_Record set_.
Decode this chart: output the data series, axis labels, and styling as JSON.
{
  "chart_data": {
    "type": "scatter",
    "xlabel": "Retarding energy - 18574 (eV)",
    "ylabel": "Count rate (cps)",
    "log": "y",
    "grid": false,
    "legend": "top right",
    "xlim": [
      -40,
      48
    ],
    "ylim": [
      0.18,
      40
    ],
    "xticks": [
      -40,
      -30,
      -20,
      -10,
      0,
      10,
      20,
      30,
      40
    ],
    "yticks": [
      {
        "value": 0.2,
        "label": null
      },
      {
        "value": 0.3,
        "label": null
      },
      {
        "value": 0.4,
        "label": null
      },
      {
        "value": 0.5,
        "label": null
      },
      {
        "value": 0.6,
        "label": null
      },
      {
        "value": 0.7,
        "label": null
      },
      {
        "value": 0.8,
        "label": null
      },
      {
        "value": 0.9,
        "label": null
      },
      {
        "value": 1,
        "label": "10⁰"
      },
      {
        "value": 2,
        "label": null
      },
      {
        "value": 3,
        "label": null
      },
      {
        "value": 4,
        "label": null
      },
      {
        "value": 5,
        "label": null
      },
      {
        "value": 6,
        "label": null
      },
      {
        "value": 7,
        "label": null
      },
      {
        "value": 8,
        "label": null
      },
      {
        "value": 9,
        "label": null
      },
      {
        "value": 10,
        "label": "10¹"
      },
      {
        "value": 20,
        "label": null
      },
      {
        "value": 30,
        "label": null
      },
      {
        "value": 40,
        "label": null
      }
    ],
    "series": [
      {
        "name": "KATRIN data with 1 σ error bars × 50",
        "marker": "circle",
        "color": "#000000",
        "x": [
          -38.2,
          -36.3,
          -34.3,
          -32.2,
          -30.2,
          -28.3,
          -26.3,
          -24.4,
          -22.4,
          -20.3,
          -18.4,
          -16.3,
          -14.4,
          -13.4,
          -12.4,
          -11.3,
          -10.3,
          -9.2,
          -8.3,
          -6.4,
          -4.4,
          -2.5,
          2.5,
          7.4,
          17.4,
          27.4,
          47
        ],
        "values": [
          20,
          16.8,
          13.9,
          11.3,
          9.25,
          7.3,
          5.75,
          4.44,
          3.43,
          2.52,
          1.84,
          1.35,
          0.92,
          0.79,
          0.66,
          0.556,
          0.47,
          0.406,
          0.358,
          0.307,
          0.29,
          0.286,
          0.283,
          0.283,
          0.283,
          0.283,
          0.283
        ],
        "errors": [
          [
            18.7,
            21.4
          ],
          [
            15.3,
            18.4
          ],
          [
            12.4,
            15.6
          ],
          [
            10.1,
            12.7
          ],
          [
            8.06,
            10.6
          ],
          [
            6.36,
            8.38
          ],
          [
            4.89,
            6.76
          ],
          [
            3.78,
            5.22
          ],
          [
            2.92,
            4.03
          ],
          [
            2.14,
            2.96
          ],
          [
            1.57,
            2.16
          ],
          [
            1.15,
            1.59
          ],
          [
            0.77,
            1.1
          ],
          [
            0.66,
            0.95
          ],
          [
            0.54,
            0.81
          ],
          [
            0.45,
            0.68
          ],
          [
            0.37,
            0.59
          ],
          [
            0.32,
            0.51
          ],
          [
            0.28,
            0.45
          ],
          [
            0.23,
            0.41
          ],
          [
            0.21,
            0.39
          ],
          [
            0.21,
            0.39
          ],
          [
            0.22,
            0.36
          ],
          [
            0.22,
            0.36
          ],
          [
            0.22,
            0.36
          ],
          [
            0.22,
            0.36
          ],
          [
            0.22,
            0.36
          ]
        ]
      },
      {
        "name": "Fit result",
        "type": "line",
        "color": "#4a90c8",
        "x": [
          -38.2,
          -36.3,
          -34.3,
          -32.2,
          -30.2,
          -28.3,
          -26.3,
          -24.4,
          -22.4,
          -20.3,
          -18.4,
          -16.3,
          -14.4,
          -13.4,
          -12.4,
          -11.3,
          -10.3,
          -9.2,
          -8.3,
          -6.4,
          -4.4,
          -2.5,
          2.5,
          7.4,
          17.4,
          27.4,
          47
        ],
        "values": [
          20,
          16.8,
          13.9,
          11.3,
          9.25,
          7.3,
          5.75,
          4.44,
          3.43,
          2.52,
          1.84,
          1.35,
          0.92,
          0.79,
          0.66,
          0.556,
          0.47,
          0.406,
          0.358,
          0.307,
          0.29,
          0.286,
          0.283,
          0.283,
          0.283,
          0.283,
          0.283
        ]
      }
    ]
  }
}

_Stated exercise_. Return all the data exactly as given.

_Result for this task_.
Decode this chart: output the data series, axis labels, and styling as JSON.
{
  "chart_data": {
    "type": "scatter",
    "xlabel": "Retarding energy - 18574 (eV)",
    "ylabel": "Count rate (cps)",
    "log": "y",
    "grid": false,
    "legend": "top right",
    "xlim": [
      -40,
      48
    ],
    "ylim": [
      0.18,
      40
    ],
    "xticks": [
      -40,
      -30,
      -20,
      -10,
      0,
      10,
      20,
      30,
      40
    ],
    "yticks": [
      {
        "value": 0.2,
        "label": null
      },
      {
        "value": 0.3,
        "label": null
      },
      {
        "value": 0.4,
        "label": null
      },
      {
        "value": 0.5,
        "label": null
      },
      {
        "value": 0.6,
        "label": null
      },
      {
        "value": 0.7,
        "label": null
      },
      {
        "value": 0.8,
        "label": null
      },
      {
        "value": 0.9,
        "label": null
      },
      {
        "value": 1,
        "label": "10⁰"
      },
      {
        "value": 2,
        "label": null
      },
      {
        "value": 3,
        "label": null
      },
      {
        "value": 4,
        "label": null
      },
      {
        "value": 5,
        "label": null
      },
      {
        "value": 6,
        "label": null
      },
      {
        "value": 7,
        "label": null
      },
      {
        "value": 8,
        "label": null
      },
      {
        "value": 9,
        "label": null
      },
      {
        "value": 10,
        "label": "10¹"
      },
      {
        "value": 20,
        "label": null
      },
      {
        "value": 30,
        "label": null
      },
      {
        "value": 40,
        "label": null
      }
    ],
    "series": [
      {
        "name": "KATRIN data with 1 σ error bars × 50",
        "marker": "circle",
        "color": "#000000",
        "x": [
          -38.2,
          -36.3,
          -34.3,
          -32.2,
          -30.2,
          -28.3,
          -26.3,
          -24.4,
          -22.4,
          -20.3,
          -18.4,
          -16.3,
          -14.4,
          -13.4,
          -12.4,
          -11.3,
          -10.3,
          -9.2,
          -8.3,
          -6.4,
          -4.4,
          -2.5,
          2.5,
          7.4,
          17.4,
          27.4,
          47
        ],
        "values": [
          20,
          16.8,
          13.9,
          11.3,
          9.25,
          7.3,
          5.75,
          4.44,
          3.43,
          2.52,
          1.84,
          1.35,
          0.92,
          0.79,
          0.66,
          0.556,
          0.47,
          0.406,
          0.358,
          0.307,
          0.29,
          0.286,
          0.283,
          0.283,
          0.283,
          0.283,
          0.283
        ],
        "errors": [
          [
            18.7,
            21.4
          ],
          [
            15.3,
            18.4
          ],
          [
            12.4,
            15.6
          ],
          [
            10.1,
            12.7
          ],
          [
            8.06,
            10.6
          ],
          [
            6.36,
            8.38
          ],
          [
            4.89,
            6.76
          ],
          [
            3.78,
            5.22
          ],
          [
            2.92,
            4.03
          ],
          [
            2.14,
            2.96
          ],
          [
            1.57,
            2.16
          ],
          [
            1.15,
            1.59
          ],
          [
            0.77,
            1.1
          ],
          [
            0.66,
            0.95
          ],
          [
            0.54,
            0.81
          ],
          [
            0.45,
            0.68
          ],
          [
            0.37,
            0.59
          ],
          [
            0.32,
            0.51
          ],
          [
            0.28,
            0.45
          ],
          [
            0.23,
            0.41
          ],
          [
            0.21,
            0.39
          ],
          [
            0.21,
            0.39
          ],
          [
            0.22,
            0.36
          ],
          [
            0.22,
            0.36
          ],
          [
            0.22,
            0.36
          ],
          [
            0.22,
            0.36
          ],
          [
            0.22,
            0.36
          ]
        ]
      },
      {
        "name": "Fit result",
        "type": "line",
        "color": "#4a90c8",
        "x": [
          -38.2,
          -36.3,
          -34.3,
          -32.2,
          -30.2,
          -28.3,
          -26.3,
          -24.4,
          -22.4,
          -20.3,
          -18.4,
          -16.3,
          -14.4,
          -13.4,
          -12.4,
          -11.3,
          -10.3,
          -9.2,
          -8.3,
          -6.4,
          -4.4,
          -2.5,
          2.5,
          7.4,
          17.4,
          27.4,
          47
        ],
        "values": [
          20,
          16.8,
          13.9,
          11.3,
          9.25,
          7.3,
          5.75,
          4.44,
          3.43,
          2.52,
          1.84,
          1.35,
          0.92,
          0.79,
          0.66,
          0.556,
          0.47,
          0.406,
          0.358,
          0.307,
          0.29,
          0.286,
          0.283,
          0.283,
          0.283,
          0.283,
          0.283
        ]
      }
    ]
  }
}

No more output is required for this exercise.